## SOURCE MATERIAL

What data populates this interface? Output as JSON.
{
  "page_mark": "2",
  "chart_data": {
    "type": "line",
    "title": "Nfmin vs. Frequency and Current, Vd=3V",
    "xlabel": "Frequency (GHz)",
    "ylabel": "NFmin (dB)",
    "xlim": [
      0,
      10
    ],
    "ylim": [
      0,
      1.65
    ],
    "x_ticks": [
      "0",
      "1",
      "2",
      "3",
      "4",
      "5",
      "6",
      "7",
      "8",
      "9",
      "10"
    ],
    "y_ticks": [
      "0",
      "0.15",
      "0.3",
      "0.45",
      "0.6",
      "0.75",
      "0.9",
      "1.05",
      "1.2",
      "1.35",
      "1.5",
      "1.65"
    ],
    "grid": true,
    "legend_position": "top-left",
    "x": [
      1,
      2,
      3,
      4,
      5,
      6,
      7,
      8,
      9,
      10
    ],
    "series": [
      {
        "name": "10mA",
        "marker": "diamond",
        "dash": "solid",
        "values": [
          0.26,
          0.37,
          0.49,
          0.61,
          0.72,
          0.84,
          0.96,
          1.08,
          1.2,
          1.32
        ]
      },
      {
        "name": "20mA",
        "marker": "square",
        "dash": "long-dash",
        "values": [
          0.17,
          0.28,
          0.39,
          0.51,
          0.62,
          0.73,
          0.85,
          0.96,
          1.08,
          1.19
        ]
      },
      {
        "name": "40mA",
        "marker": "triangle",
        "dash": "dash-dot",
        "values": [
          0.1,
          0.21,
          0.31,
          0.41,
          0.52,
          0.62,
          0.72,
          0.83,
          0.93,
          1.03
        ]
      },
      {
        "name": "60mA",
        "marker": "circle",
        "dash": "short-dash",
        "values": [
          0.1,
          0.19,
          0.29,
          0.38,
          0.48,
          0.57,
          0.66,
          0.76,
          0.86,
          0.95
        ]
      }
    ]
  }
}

## WRITTEN INSTRUCTION
All entries shown above should be printed again exactly.

## SOLUTION BELOW
What data populates this interface? Output as JSON.
{
  "page_mark": "2",
  "chart_data": {
    "type": "line",
    "title": "Nfmin vs. Frequency and Current, Vd=3V",
    "xlabel": "Frequency (GHz)",
    "ylabel": "NFmin (dB)",
    "xlim": [
      0,
      10
    ],
    "ylim": [
      0,
      1.65
    ],
    "x_ticks": [
      "0",
      "1",
      "2",
      "3",
      "4",
      "5",
      "6",
      "7",
      "8",
      "9",
      "10"
    ],
    "y_ticks": [
      "0",
      "0.15",
      "0.3",
      "0.45",
      "0.6",
      "0.75",
      "0.9",
      "1.05",
      "1.2",
      "1.35",
      "1.5",
      "1.65"
    ],
    "grid": true,
    "legend_position": "top-left",
    "x": [
      1,
      2,
      3,
      4,
      5,
      6,
      7,
      8,
      9,
      10
    ],
    "series": [
      {
        "name": "10mA",
        "marker": "diamond",
        "dash": "solid",
        "values": [
          0.26,
          0.37,
          0.49,
          0.61,
          0.72,
          0.84,
          0.96,
          1.08,
          1.2,
          1.32
        ]
      },
      {
        "name": "20mA",
        "marker": "square",
        "dash": "long-dash",
        "values": [
          0.17,
          0.28,
          0.39,
          0.51,
          0.62,
          0.73,
          0.85,
          0.96,
          1.08,
          1.19
        ]
      },
      {
        "name": "40mA",
        "marker": "triangle",
        "dash": "dash-dot",
        "values": [
          0.1,
          0.21,
          0.31,
          0.41,
          0.52,
          0.62,
          0.72,
          0.83,
          0.93,
          1.03
        ]
      },
      {
        "name": "60mA",
        "marker": "circle",
        "dash": "short-dash",
        "values": [
          0.1,
          0.19,
          0.29,
          0.38,
          0.48,
          0.57,
          0.66,
          0.76,
          0.86,
          0.95
        ]
      }
    ]
  }
}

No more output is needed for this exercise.